(Records from a data source)
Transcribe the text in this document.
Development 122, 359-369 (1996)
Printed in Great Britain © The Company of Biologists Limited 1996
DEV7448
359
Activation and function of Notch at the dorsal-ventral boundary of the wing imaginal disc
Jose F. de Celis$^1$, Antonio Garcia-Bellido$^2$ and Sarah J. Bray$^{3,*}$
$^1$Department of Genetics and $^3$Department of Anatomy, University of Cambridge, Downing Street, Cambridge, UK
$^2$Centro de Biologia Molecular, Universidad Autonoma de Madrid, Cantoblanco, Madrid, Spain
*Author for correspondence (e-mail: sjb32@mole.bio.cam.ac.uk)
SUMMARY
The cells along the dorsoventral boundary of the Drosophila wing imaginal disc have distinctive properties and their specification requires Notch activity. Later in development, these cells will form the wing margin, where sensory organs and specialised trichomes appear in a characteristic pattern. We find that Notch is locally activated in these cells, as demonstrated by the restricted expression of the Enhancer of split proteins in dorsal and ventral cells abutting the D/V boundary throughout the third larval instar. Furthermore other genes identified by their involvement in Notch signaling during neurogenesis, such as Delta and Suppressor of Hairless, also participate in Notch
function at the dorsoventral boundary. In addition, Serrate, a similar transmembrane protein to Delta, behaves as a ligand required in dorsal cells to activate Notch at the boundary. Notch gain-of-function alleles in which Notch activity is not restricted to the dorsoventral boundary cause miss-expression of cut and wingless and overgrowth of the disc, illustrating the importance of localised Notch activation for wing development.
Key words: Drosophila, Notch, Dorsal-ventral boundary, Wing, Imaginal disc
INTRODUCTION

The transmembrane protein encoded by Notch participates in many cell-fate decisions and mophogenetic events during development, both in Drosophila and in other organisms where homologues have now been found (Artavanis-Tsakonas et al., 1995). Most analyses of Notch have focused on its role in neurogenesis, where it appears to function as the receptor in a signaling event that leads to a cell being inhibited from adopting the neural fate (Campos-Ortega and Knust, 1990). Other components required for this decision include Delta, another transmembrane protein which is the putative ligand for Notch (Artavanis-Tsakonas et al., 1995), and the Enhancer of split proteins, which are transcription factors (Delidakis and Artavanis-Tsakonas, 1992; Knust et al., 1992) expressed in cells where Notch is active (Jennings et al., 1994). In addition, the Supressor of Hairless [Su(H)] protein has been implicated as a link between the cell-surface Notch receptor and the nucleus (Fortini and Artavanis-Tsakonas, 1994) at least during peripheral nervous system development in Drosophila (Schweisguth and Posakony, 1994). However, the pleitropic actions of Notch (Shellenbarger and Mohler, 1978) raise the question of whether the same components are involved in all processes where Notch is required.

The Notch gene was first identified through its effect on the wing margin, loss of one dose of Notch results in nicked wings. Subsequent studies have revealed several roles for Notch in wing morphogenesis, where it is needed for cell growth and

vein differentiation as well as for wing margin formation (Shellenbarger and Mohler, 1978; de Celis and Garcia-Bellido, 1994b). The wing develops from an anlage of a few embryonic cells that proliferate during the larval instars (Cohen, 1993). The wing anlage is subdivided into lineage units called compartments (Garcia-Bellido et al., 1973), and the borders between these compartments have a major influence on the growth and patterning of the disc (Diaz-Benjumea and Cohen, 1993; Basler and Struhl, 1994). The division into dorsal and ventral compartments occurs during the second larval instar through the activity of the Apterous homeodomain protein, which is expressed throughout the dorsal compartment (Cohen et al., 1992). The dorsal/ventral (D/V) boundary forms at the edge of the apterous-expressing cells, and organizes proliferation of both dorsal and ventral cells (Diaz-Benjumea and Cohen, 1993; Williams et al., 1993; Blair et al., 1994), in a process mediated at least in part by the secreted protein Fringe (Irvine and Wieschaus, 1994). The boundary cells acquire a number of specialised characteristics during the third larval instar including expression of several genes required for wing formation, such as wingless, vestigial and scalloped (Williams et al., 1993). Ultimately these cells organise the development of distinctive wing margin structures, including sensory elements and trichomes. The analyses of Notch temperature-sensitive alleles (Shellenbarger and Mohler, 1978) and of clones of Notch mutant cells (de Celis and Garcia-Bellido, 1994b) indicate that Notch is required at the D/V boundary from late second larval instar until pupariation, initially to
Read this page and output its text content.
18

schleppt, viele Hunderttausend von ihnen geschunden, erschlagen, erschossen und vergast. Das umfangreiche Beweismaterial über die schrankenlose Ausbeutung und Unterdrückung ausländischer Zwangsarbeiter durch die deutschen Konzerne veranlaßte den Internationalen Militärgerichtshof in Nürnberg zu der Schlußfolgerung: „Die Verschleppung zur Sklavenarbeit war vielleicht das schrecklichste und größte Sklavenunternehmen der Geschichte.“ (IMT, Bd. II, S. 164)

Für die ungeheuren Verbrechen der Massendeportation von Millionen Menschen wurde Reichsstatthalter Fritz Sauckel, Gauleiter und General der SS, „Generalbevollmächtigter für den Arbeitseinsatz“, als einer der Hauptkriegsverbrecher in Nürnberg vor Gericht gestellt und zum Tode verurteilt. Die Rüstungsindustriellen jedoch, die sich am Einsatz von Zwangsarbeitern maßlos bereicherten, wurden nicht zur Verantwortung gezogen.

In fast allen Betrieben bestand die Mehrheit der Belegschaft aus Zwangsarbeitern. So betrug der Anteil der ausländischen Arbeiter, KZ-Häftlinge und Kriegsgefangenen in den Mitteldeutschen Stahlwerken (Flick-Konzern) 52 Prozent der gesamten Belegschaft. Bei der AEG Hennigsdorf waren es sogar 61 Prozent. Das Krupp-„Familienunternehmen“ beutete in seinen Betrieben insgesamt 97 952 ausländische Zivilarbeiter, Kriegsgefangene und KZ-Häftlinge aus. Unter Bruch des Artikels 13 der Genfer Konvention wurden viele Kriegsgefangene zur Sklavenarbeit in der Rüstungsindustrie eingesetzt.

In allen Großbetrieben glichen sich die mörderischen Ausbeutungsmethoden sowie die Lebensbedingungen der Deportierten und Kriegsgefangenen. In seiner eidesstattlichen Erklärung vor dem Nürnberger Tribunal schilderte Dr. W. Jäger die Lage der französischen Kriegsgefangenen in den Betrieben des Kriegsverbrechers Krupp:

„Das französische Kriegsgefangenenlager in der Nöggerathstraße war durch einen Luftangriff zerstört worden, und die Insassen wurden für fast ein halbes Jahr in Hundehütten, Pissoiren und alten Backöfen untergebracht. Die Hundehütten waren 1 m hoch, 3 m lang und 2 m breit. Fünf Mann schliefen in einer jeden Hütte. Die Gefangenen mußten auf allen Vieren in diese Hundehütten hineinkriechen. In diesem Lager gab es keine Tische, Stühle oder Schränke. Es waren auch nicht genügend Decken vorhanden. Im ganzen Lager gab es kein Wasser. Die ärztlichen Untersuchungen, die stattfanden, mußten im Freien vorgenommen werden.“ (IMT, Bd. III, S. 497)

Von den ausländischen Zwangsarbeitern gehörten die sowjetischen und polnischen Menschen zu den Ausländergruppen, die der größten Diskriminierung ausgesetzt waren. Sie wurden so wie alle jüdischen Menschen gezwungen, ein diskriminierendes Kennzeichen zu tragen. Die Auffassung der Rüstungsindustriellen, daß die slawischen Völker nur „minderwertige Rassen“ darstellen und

__What you need to do__
If a line in the records above contains the word "text", copy it.

__Output of the task__
Transcribe the text in this document.
Read this page and output its text content.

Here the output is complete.